• _GOAL_
Select every line containing the word "niveau" from the material, and copy those lines.

• _RECORD EXCERPTS_
========================

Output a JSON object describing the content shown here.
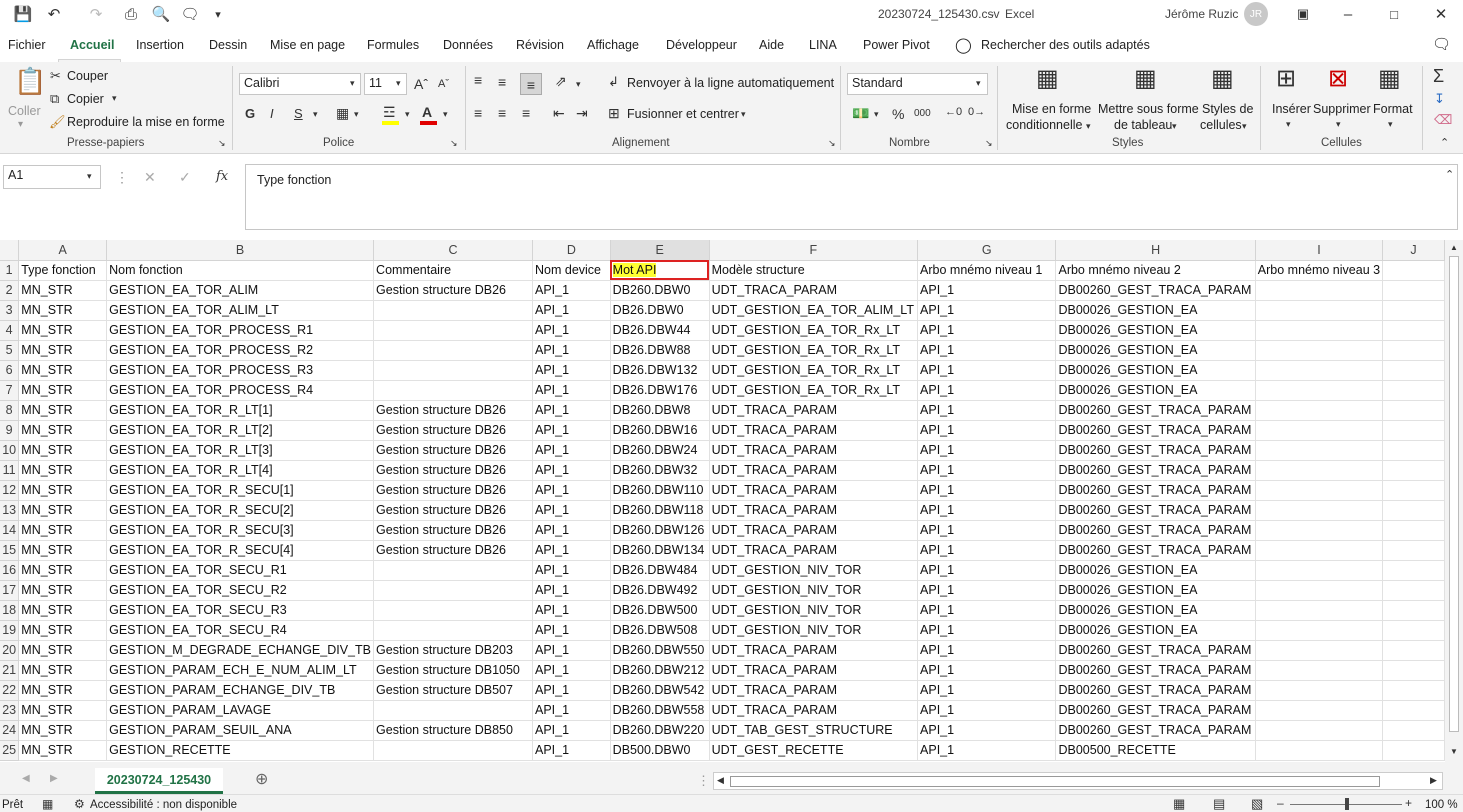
{
  "app": {
    "file_name": "20230724_125430.csv",
    "app_name": "Excel",
    "user": "Jérôme Ruzic",
    "user_initials": "JR",
    "accent": "#217346"
  },
  "menu": [
    "Fichier",
    "Accueil",
    "Insertion",
    "Dessin",
    "Mise en page",
    "Formules",
    "Données",
    "Révision",
    "Affichage",
    "Développeur",
    "Aide",
    "LINA",
    "Power Pivot"
  ],
  "search": "Rechercher des outils adaptés",
  "ribbon": {
    "clipboard": {
      "paste": "Coller",
      "cut": "Couper",
      "copy": "Copier",
      "painter": "Reproduire la mise en forme",
      "label": "Presse-papiers"
    },
    "font": {
      "name": "Calibri",
      "size": "11",
      "bold": "G",
      "italic": "I",
      "underline": "S",
      "label": "Police"
    },
    "alignment": {
      "wrap": "Renvoyer à la ligne automatiquement",
      "merge": "Fusionner et centrer",
      "label": "Alignement"
    },
    "number": {
      "format": "Standard",
      "percent": "%",
      "thousands": "000",
      "label": "Nombre"
    },
    "styles": {
      "conditional": "Mise en forme",
      "conditional2": "conditionnelle",
      "table": "Mettre sous forme",
      "table2": "de tableau",
      "cell": "Styles de",
      "cell2": "cellules",
      "label": "Styles"
    },
    "cells": {
      "insert": "Insérer",
      "delete": "Supprimer",
      "format": "Format",
      "label": "Cellules"
    }
  },
  "formula_bar": {
    "name_box": "A1",
    "fx": "fx",
    "content": "Type fonction"
  },
  "columns": [
    "A",
    "B",
    "C",
    "D",
    "E",
    "F",
    "G",
    "H",
    "I",
    "J"
  ],
  "rows": [
    [
      "Type fonction",
      "Nom fonction",
      "Commentaire",
      "Nom device",
      "Mot API",
      "Modèle structure",
      "Arbo mnémo niveau 1",
      "Arbo mnémo niveau 2",
      "Arbo mnémo niveau 3",
      ""
    ],
    [
      "MN_STR",
      "GESTION_EA_TOR_ALIM",
      "Gestion structure DB26",
      "API_1",
      "DB260.DBW0",
      "UDT_TRACA_PARAM",
      "API_1",
      "DB00260_GEST_TRACA_PARAM",
      "",
      ""
    ],
    [
      "MN_STR",
      "GESTION_EA_TOR_ALIM_LT",
      "",
      "API_1",
      "DB26.DBW0",
      "UDT_GESTION_EA_TOR_ALIM_LT",
      "API_1",
      "DB00026_GESTION_EA",
      "",
      ""
    ],
    [
      "MN_STR",
      "GESTION_EA_TOR_PROCESS_R1",
      "",
      "API_1",
      "DB26.DBW44",
      "UDT_GESTION_EA_TOR_Rx_LT",
      "API_1",
      "DB00026_GESTION_EA",
      "",
      ""
    ],
    [
      "MN_STR",
      "GESTION_EA_TOR_PROCESS_R2",
      "",
      "API_1",
      "DB26.DBW88",
      "UDT_GESTION_EA_TOR_Rx_LT",
      "API_1",
      "DB00026_GESTION_EA",
      "",
      ""
    ],
    [
      "MN_STR",
      "GESTION_EA_TOR_PROCESS_R3",
      "",
      "API_1",
      "DB26.DBW132",
      "UDT_GESTION_EA_TOR_Rx_LT",
      "API_1",
      "DB00026_GESTION_EA",
      "",
      ""
    ],
    [
      "MN_STR",
      "GESTION_EA_TOR_PROCESS_R4",
      "",
      "API_1",
      "DB26.DBW176",
      "UDT_GESTION_EA_TOR_Rx_LT",
      "API_1",
      "DB00026_GESTION_EA",
      "",
      ""
    ],
    [
      "MN_STR",
      "GESTION_EA_TOR_R_LT[1]",
      "Gestion structure DB26",
      "API_1",
      "DB260.DBW8",
      "UDT_TRACA_PARAM",
      "API_1",
      "DB00260_GEST_TRACA_PARAM",
      "",
      ""
    ],
    [
      "MN_STR",
      "GESTION_EA_TOR_R_LT[2]",
      "Gestion structure DB26",
      "API_1",
      "DB260.DBW16",
      "UDT_TRACA_PARAM",
      "API_1",
      "DB00260_GEST_TRACA_PARAM",
      "",
      ""
    ],
    [
      "MN_STR",
      "GESTION_EA_TOR_R_LT[3]",
      "Gestion structure DB26",
      "API_1",
      "DB260.DBW24",
      "UDT_TRACA_PARAM",
      "API_1",
      "DB00260_GEST_TRACA_PARAM",
      "",
      ""
    ],
    [
      "MN_STR",
      "GESTION_EA_TOR_R_LT[4]",
      "Gestion structure DB26",
      "API_1",
      "DB260.DBW32",
      "UDT_TRACA_PARAM",
      "API_1",
      "DB00260_GEST_TRACA_PARAM",
      "",
      ""
    ],
    [
      "MN_STR",
      "GESTION_EA_TOR_R_SECU[1]",
      "Gestion structure DB26",
      "API_1",
      "DB260.DBW110",
      "UDT_TRACA_PARAM",
      "API_1",
      "DB00260_GEST_TRACA_PARAM",
      "",
      ""
    ],
    [
      "MN_STR",
      "GESTION_EA_TOR_R_SECU[2]",
      "Gestion structure DB26",
      "API_1",
      "DB260.DBW118",
      "UDT_TRACA_PARAM",
      "API_1",
      "DB00260_GEST_TRACA_PARAM",
      "",
      ""
    ],
    [
      "MN_STR",
      "GESTION_EA_TOR_R_SECU[3]",
      "Gestion structure DB26",
      "API_1",
      "DB260.DBW126",
      "UDT_TRACA_PARAM",
      "API_1",
      "DB00260_GEST_TRACA_PARAM",
      "",
      ""
    ],
    [
      "MN_STR",
      "GESTION_EA_TOR_R_SECU[4]",
      "Gestion structure DB26",
      "API_1",
      "DB260.DBW134",
      "UDT_TRACA_PARAM",
      "API_1",
      "DB00260_GEST_TRACA_PARAM",
      "",
      ""
    ],
    [
      "MN_STR",
      "GESTION_EA_TOR_SECU_R1",
      "",
      "API_1",
      "DB26.DBW484",
      "UDT_GESTION_NIV_TOR",
      "API_1",
      "DB00026_GESTION_EA",
      "",
      ""
    ],
    [
      "MN_STR",
      "GESTION_EA_TOR_SECU_R2",
      "",
      "API_1",
      "DB26.DBW492",
      "UDT_GESTION_NIV_TOR",
      "API_1",
      "DB00026_GESTION_EA",
      "",
      ""
    ],
    [
      "MN_STR",
      "GESTION_EA_TOR_SECU_R3",
      "",
      "API_1",
      "DB26.DBW500",
      "UDT_GESTION_NIV_TOR",
      "API_1",
      "DB00026_GESTION_EA",
      "",
      ""
    ],
    [
      "MN_STR",
      "GESTION_EA_TOR_SECU_R4",
      "",
      "API_1",
      "DB26.DBW508",
      "UDT_GESTION_NIV_TOR",
      "API_1",
      "DB00026_GESTION_EA",
      "",
      ""
    ],
    [
      "MN_STR",
      "GESTION_M_DEGRADE_ECHANGE_DIV_TB",
      "Gestion structure DB203",
      "API_1",
      "DB260.DBW550",
      "UDT_TRACA_PARAM",
      "API_1",
      "DB00260_GEST_TRACA_PARAM",
      "",
      ""
    ],
    [
      "MN_STR",
      "GESTION_PARAM_ECH_E_NUM_ALIM_LT",
      "Gestion structure DB1050",
      "API_1",
      "DB260.DBW212",
      "UDT_TRACA_PARAM",
      "API_1",
      "DB00260_GEST_TRACA_PARAM",
      "",
      ""
    ],
    [
      "MN_STR",
      "GESTION_PARAM_ECHANGE_DIV_TB",
      "Gestion structure DB507",
      "API_1",
      "DB260.DBW542",
      "UDT_TRACA_PARAM",
      "API_1",
      "DB00260_GEST_TRACA_PARAM",
      "",
      ""
    ],
    [
      "MN_STR",
      "GESTION_PARAM_LAVAGE",
      "",
      "API_1",
      "DB260.DBW558",
      "UDT_TRACA_PARAM",
      "API_1",
      "DB00260_GEST_TRACA_PARAM",
      "",
      ""
    ],
    [
      "MN_STR",
      "GESTION_PARAM_SEUIL_ANA",
      "Gestion structure DB850",
      "API_1",
      "DB260.DBW220",
      "UDT_TAB_GEST_STRUCTURE",
      "API_1",
      "DB00260_GEST_TRACA_PARAM",
      "",
      ""
    ],
    [
      "MN_STR",
      "GESTION_RECETTE",
      "",
      "API_1",
      "DB500.DBW0",
      "UDT_GEST_RECETTE",
      "API_1",
      "DB00500_RECETTE",
      "",
      ""
    ]
  ],
  "sheet_tab": "20230724_125430",
  "status": {
    "ready": "Prêt",
    "accessibility": "Accessibilité : non disponible",
    "zoom": "100 %"
  }
}
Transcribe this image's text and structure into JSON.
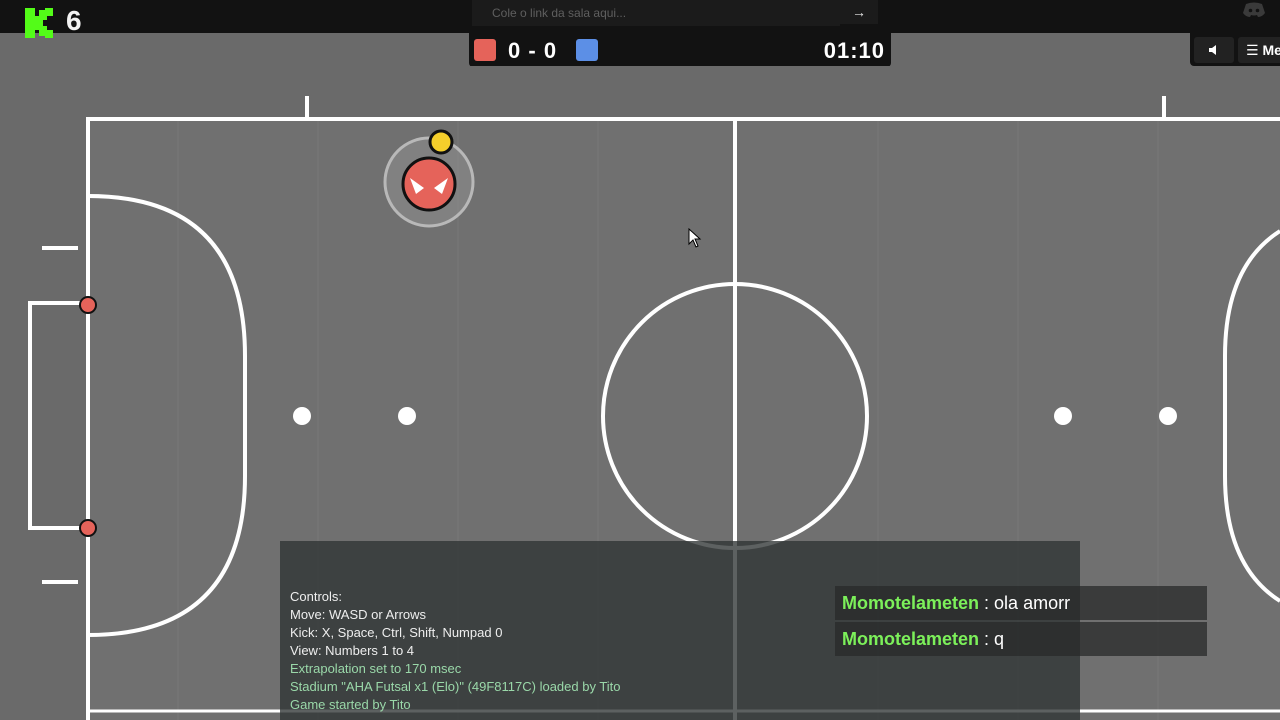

========================

• _REPLY_
      "Arbo mnémo niveau 1",
      "Arbo mnémo niveau 2",
      "Arbo mnémo niveau 3",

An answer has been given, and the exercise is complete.